==== Recorded data
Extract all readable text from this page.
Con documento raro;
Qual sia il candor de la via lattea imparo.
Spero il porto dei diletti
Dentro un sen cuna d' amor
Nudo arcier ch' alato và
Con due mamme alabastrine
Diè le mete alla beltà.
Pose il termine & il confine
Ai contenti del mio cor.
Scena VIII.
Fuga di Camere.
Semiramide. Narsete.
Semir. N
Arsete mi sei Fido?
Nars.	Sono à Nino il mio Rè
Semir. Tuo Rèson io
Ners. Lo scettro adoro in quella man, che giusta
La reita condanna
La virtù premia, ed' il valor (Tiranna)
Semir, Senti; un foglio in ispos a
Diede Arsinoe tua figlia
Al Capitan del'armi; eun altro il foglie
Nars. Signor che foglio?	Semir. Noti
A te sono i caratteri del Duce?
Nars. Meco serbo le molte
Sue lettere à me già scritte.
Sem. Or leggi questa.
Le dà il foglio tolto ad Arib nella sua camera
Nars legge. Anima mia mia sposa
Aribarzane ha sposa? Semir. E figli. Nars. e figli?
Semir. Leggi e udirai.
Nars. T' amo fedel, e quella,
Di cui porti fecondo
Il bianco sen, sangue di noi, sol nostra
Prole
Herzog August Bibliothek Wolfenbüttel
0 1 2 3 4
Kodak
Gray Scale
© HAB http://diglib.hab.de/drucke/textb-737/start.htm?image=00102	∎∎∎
========
#### What you should do
Return what is listed above, exactly and completely.

#### Task answer
Extract all readable text from this page.
Con documento raro;
Qual sia il candor de la via lattea imparo.
Spero il porto dei diletti
Dentro un sen cuna d' amor
Nudo arcier ch' alato và
Con due mamme alabastrine
Diè le mete alla beltà.
Pose il termine & il confine
Ai contenti del mio cor.
Scena VIII.
Fuga di Camere.
Semiramide. Narsete.
Semir. N
Arsete mi sei Fido?
Nars.	Sono à Nino il mio Rè
Semir. Tuo Rèson io
Ners. Lo scettro adoro in quella man, che giusta
La reita condanna
La virtù premia, ed' il valor (Tiranna)
Semir, Senti; un foglio in ispos a
Diede Arsinoe tua figlia
Al Capitan del'armi; eun altro il foglie
Nars. Signor che foglio?	Semir. Noti
A te sono i caratteri del Duce?
Nars. Meco serbo le molte
Sue lettere à me già scritte.
Sem. Or leggi questa.
Le dà il foglio tolto ad Arib nella sua camera
Nars legge. Anima mia mia sposa
Aribarzane ha sposa? Semir. E figli. Nars. e figli?
Semir. Leggi e udirai.
Nars. T' amo fedel, e quella,
Di cui porti fecondo
Il bianco sen, sangue di noi, sol nostra
Prole
Herzog August Bibliothek Wolfenbüttel
0 1 2 3 4
Kodak
Gray Scale
© HAB http://diglib.hab.de/drucke/textb-737/start.htm?image=00102	∎∎∎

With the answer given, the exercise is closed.